##### LISTED RECORDS
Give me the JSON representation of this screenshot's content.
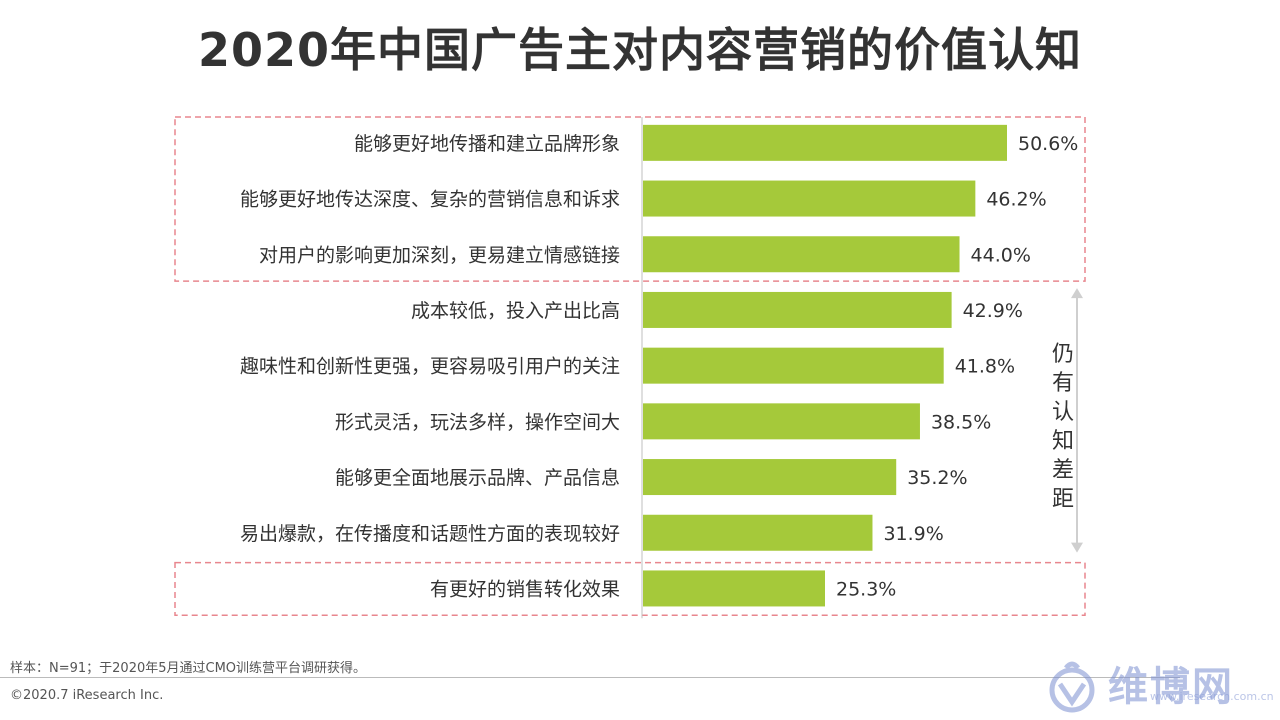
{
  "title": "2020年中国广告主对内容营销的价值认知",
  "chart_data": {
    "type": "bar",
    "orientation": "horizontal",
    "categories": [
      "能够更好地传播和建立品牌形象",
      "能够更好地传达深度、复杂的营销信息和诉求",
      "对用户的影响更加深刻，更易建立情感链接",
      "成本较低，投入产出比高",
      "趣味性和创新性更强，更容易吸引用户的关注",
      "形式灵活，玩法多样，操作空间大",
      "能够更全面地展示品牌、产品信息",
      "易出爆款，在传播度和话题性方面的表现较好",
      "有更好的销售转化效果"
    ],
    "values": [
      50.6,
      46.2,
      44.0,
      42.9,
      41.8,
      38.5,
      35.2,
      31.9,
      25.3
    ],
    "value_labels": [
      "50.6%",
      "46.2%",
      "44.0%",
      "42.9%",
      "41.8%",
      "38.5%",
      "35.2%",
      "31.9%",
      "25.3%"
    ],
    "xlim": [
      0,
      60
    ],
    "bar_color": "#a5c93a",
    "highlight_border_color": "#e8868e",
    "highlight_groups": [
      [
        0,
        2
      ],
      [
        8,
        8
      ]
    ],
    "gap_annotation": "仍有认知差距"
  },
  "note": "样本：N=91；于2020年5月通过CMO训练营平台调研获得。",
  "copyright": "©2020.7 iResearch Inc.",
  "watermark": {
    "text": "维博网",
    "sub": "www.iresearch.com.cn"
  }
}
##########
▸ **SHORT EXERCISE**:
Transcribe each entry precisely as given, leaving the pictures out.

▸ **CORRECT ANSWER**:
Give me the JSON representation of this screenshot's content.
{
  "title": "2020年中国广告主对内容营销的价值认知",
  "chart_data": {
    "type": "bar",
    "orientation": "horizontal",
    "categories": [
      "能够更好地传播和建立品牌形象",
      "能够更好地传达深度、复杂的营销信息和诉求",
      "对用户的影响更加深刻，更易建立情感链接",
      "成本较低，投入产出比高",
      "趣味性和创新性更强，更容易吸引用户的关注",
      "形式灵活，玩法多样，操作空间大",
      "能够更全面地展示品牌、产品信息",
      "易出爆款，在传播度和话题性方面的表现较好",
      "有更好的销售转化效果"
    ],
    "values": [
      50.6,
      46.2,
      44.0,
      42.9,
      41.8,
      38.5,
      35.2,
      31.9,
      25.3
    ],
    "value_labels": [
      "50.6%",
      "46.2%",
      "44.0%",
      "42.9%",
      "41.8%",
      "38.5%",
      "35.2%",
      "31.9%",
      "25.3%"
    ],
    "xlim": [
      0,
      60
    ],
    "bar_color": "#a5c93a",
    "highlight_border_color": "#e8868e",
    "highlight_groups": [
      [
        0,
        2
      ],
      [
        8,
        8
      ]
    ],
    "gap_annotation": "仍有认知差距"
  },
  "note": "样本：N=91；于2020年5月通过CMO训练营平台调研获得。",
  "copyright": "©2020.7 iResearch Inc.",
  "watermark": {
    "text": "维博网",
    "sub": "www.iresearch.com.cn"
  }
}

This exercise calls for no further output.